**SET PROBLEM**
Check every line of the entries that follow, and copy the ones containing "text".

**EXCERPTED RECORDS**
★ ★ ★
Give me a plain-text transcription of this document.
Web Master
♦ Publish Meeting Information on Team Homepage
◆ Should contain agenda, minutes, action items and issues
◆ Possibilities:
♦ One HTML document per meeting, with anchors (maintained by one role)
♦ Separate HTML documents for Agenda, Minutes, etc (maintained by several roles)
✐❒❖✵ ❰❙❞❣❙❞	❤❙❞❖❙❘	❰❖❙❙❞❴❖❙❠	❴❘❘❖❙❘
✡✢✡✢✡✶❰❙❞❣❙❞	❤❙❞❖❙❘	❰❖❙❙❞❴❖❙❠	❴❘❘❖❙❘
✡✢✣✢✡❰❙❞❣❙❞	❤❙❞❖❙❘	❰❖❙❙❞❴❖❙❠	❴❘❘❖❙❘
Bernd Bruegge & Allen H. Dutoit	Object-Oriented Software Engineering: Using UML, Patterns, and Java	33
★ ★ ★
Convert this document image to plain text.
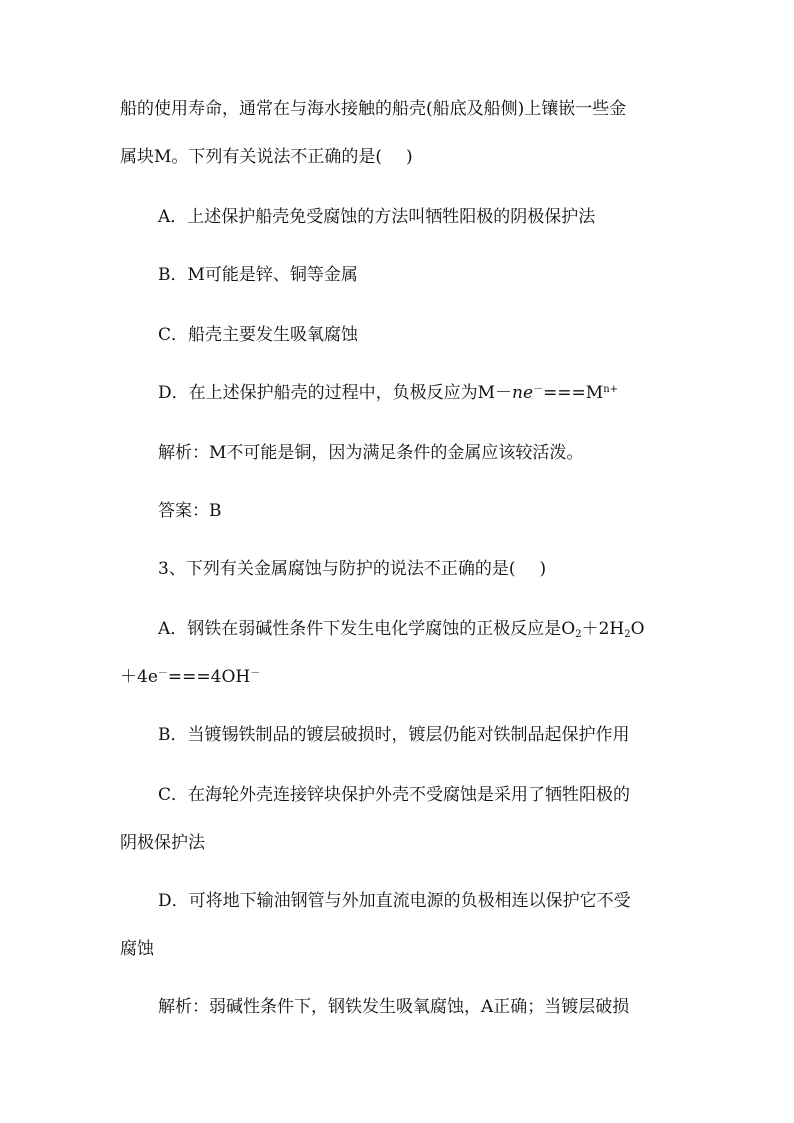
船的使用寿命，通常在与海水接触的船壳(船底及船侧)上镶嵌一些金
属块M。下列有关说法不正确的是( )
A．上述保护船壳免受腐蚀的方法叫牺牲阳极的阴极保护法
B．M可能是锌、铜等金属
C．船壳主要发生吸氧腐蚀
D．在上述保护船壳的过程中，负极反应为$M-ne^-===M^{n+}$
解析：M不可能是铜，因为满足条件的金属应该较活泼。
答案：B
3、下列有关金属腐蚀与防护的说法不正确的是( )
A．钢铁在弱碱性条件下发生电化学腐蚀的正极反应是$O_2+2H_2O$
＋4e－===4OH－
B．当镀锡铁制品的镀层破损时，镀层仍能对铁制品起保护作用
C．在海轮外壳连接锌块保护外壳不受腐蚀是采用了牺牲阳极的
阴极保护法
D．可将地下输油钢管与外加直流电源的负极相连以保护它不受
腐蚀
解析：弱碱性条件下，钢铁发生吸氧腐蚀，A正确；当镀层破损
★ ★ ★
**RESPONSE**
Give me a plain-text transcription of this document.
Convert this document image to plain text.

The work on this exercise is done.